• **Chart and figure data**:
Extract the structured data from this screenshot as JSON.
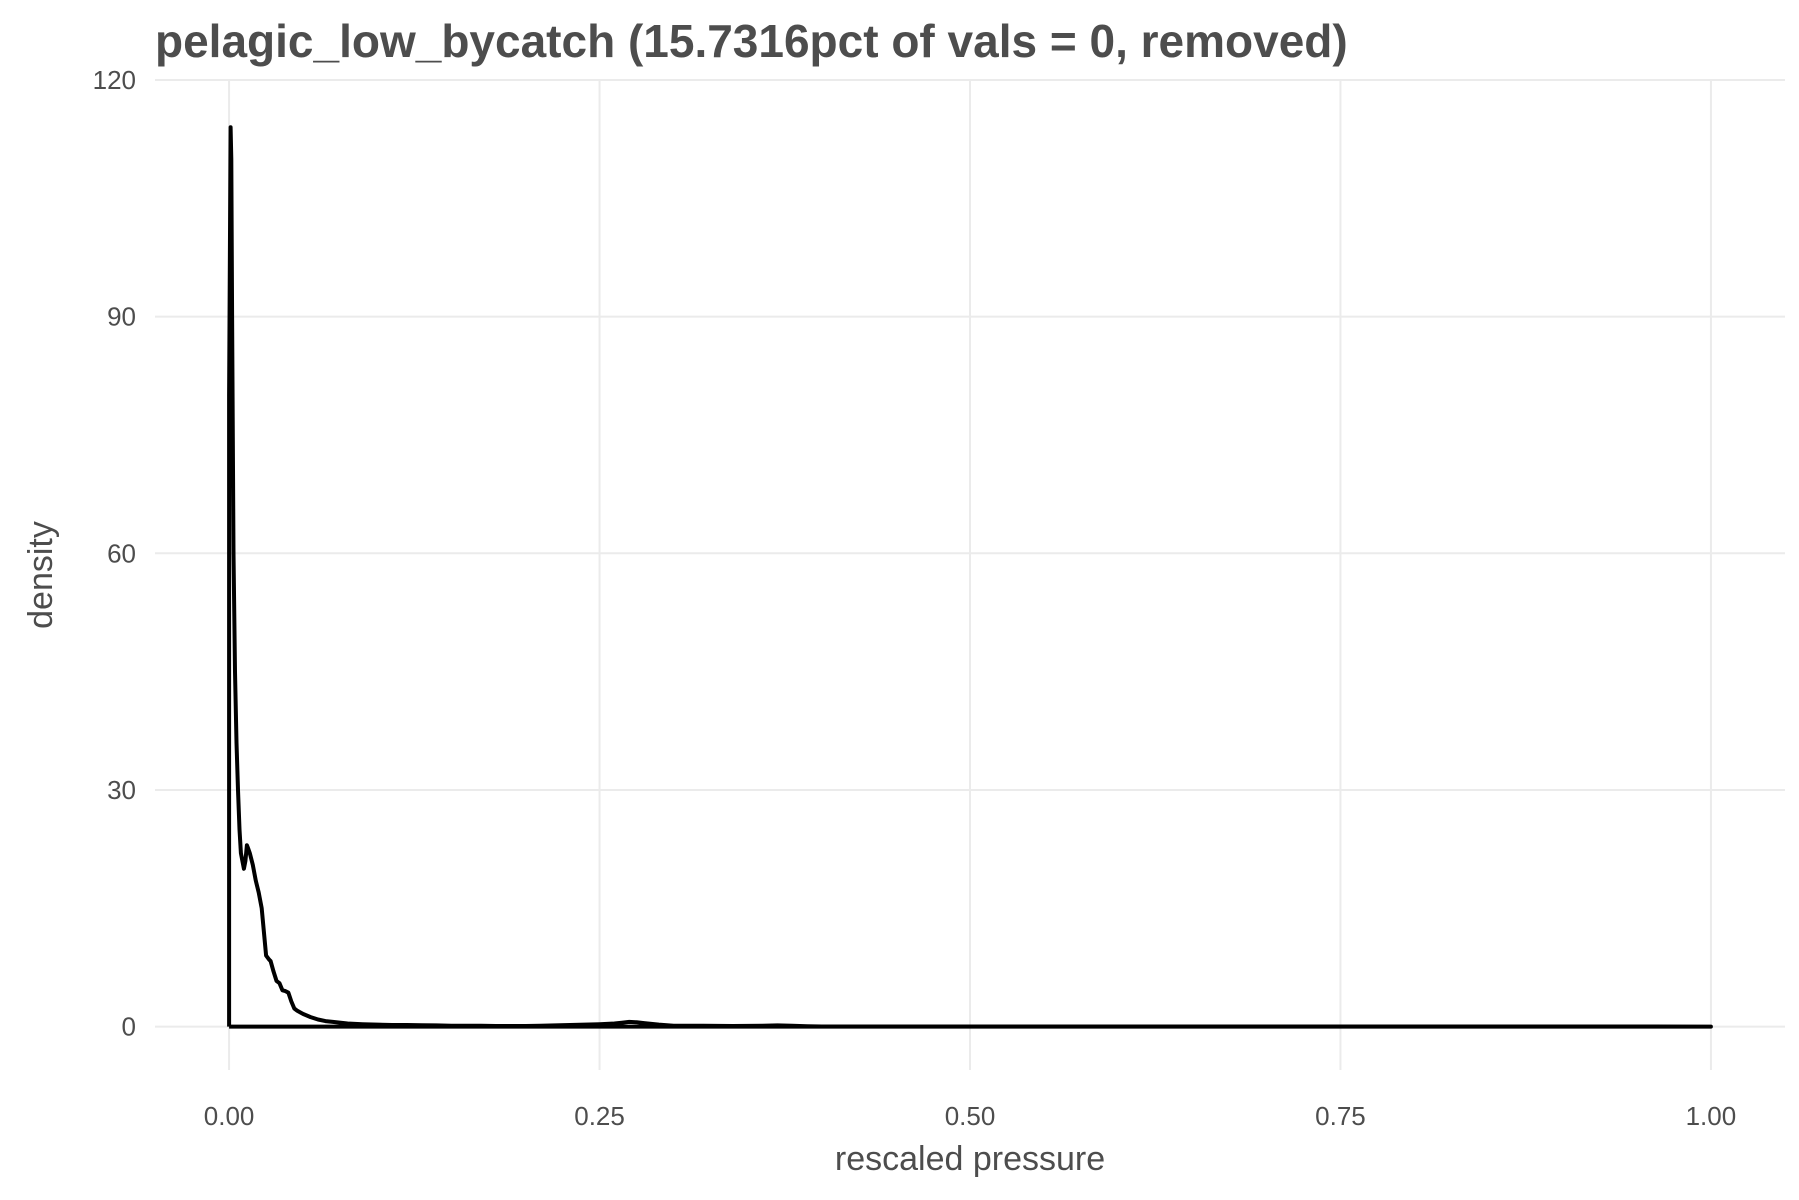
{
  "chart_data": {
    "type": "line",
    "title": "pelagic_low_bycatch (15.7316pct of vals = 0, removed)",
    "xlabel": "rescaled pressure",
    "ylabel": "density",
    "xlim": [
      -0.05,
      1.05
    ],
    "ylim": [
      -5.5,
      120
    ],
    "x_ticks": [
      "0.00",
      "0.25",
      "0.50",
      "0.75",
      "1.00"
    ],
    "x_tick_values": [
      0,
      0.25,
      0.5,
      0.75,
      1.0
    ],
    "y_ticks": [
      "0",
      "30",
      "60",
      "90",
      "120"
    ],
    "y_tick_values": [
      0,
      30,
      60,
      90,
      120
    ],
    "grid": true,
    "colors": {
      "line": "#000000",
      "grid": "#ebebeb",
      "text": "#4d4d4d"
    },
    "series": [
      {
        "x": [
          0,
          0,
          0.001,
          0.0015,
          0.002,
          0.003,
          0.004,
          0.005,
          0.006,
          0.007,
          0.008,
          0.009,
          0.01,
          0.011,
          0.012,
          0.013,
          0.014,
          0.016,
          0.018,
          0.02,
          0.022,
          0.025,
          0.027,
          0.028,
          0.03,
          0.032,
          0.034,
          0.036,
          0.038,
          0.04,
          0.042,
          0.044,
          0.046,
          0.048,
          0.05,
          0.055,
          0.06,
          0.065,
          0.07,
          0.08,
          0.09,
          0.1,
          0.11,
          0.12,
          0.13,
          0.14,
          0.15,
          0.16,
          0.17,
          0.18,
          0.19,
          0.2,
          0.21,
          0.22,
          0.23,
          0.24,
          0.25,
          0.26,
          0.265,
          0.27,
          0.275,
          0.28,
          0.29,
          0.3,
          0.32,
          0.34,
          0.36,
          0.37,
          0.38,
          0.39,
          0.4,
          0.45,
          0.5,
          0.6,
          0.7,
          0.8,
          0.9,
          1.0,
          0
        ],
        "y": [
          0,
          80,
          114,
          110,
          90,
          60,
          45,
          36,
          30,
          25,
          22,
          21,
          20,
          21,
          23,
          22.5,
          22,
          20.5,
          18.5,
          17,
          15,
          9,
          8.5,
          8.3,
          7,
          5.8,
          5.5,
          4.6,
          4.5,
          4.3,
          3.2,
          2.3,
          2.0,
          1.8,
          1.6,
          1.2,
          0.9,
          0.7,
          0.6,
          0.4,
          0.3,
          0.25,
          0.2,
          0.2,
          0.18,
          0.15,
          0.12,
          0.1,
          0.1,
          0.08,
          0.08,
          0.08,
          0.1,
          0.15,
          0.2,
          0.25,
          0.3,
          0.4,
          0.5,
          0.6,
          0.55,
          0.45,
          0.25,
          0.12,
          0.1,
          0.08,
          0.1,
          0.15,
          0.1,
          0.05,
          0.02,
          0.01,
          0.01,
          0.01,
          0.01,
          0.01,
          0.01,
          0,
          0
        ]
      }
    ]
  }
}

• **EXERCISE REQUIREMENTS**:
Every record must be copied exactly, with images dropped from the result.

• **WRITTEN RESPONSE**:
Extract the structured data from this screenshot as JSON.
{
  "chart_data": {
    "type": "line",
    "title": "pelagic_low_bycatch (15.7316pct of vals = 0, removed)",
    "xlabel": "rescaled pressure",
    "ylabel": "density",
    "xlim": [
      -0.05,
      1.05
    ],
    "ylim": [
      -5.5,
      120
    ],
    "x_ticks": [
      "0.00",
      "0.25",
      "0.50",
      "0.75",
      "1.00"
    ],
    "x_tick_values": [
      0,
      0.25,
      0.5,
      0.75,
      1.0
    ],
    "y_ticks": [
      "0",
      "30",
      "60",
      "90",
      "120"
    ],
    "y_tick_values": [
      0,
      30,
      60,
      90,
      120
    ],
    "grid": true,
    "colors": {
      "line": "#000000",
      "grid": "#ebebeb",
      "text": "#4d4d4d"
    },
    "series": [
      {
        "x": [
          0,
          0,
          0.001,
          0.0015,
          0.002,
          0.003,
          0.004,
          0.005,
          0.006,
          0.007,
          0.008,
          0.009,
          0.01,
          0.011,
          0.012,
          0.013,
          0.014,
          0.016,
          0.018,
          0.02,
          0.022,
          0.025,
          0.027,
          0.028,
          0.03,
          0.032,
          0.034,
          0.036,
          0.038,
          0.04,
          0.042,
          0.044,
          0.046,
          0.048,
          0.05,
          0.055,
          0.06,
          0.065,
          0.07,
          0.08,
          0.09,
          0.1,
          0.11,
          0.12,
          0.13,
          0.14,
          0.15,
          0.16,
          0.17,
          0.18,
          0.19,
          0.2,
          0.21,
          0.22,
          0.23,
          0.24,
          0.25,
          0.26,
          0.265,
          0.27,
          0.275,
          0.28,
          0.29,
          0.3,
          0.32,
          0.34,
          0.36,
          0.37,
          0.38,
          0.39,
          0.4,
          0.45,
          0.5,
          0.6,
          0.7,
          0.8,
          0.9,
          1.0,
          0
        ],
        "y": [
          0,
          80,
          114,
          110,
          90,
          60,
          45,
          36,
          30,
          25,
          22,
          21,
          20,
          21,
          23,
          22.5,
          22,
          20.5,
          18.5,
          17,
          15,
          9,
          8.5,
          8.3,
          7,
          5.8,
          5.5,
          4.6,
          4.5,
          4.3,
          3.2,
          2.3,
          2.0,
          1.8,
          1.6,
          1.2,
          0.9,
          0.7,
          0.6,
          0.4,
          0.3,
          0.25,
          0.2,
          0.2,
          0.18,
          0.15,
          0.12,
          0.1,
          0.1,
          0.08,
          0.08,
          0.08,
          0.1,
          0.15,
          0.2,
          0.25,
          0.3,
          0.4,
          0.5,
          0.6,
          0.55,
          0.45,
          0.25,
          0.12,
          0.1,
          0.08,
          0.1,
          0.15,
          0.1,
          0.05,
          0.02,
          0.01,
          0.01,
          0.01,
          0.01,
          0.01,
          0.01,
          0,
          0
        ]
      }
    ]
  }
}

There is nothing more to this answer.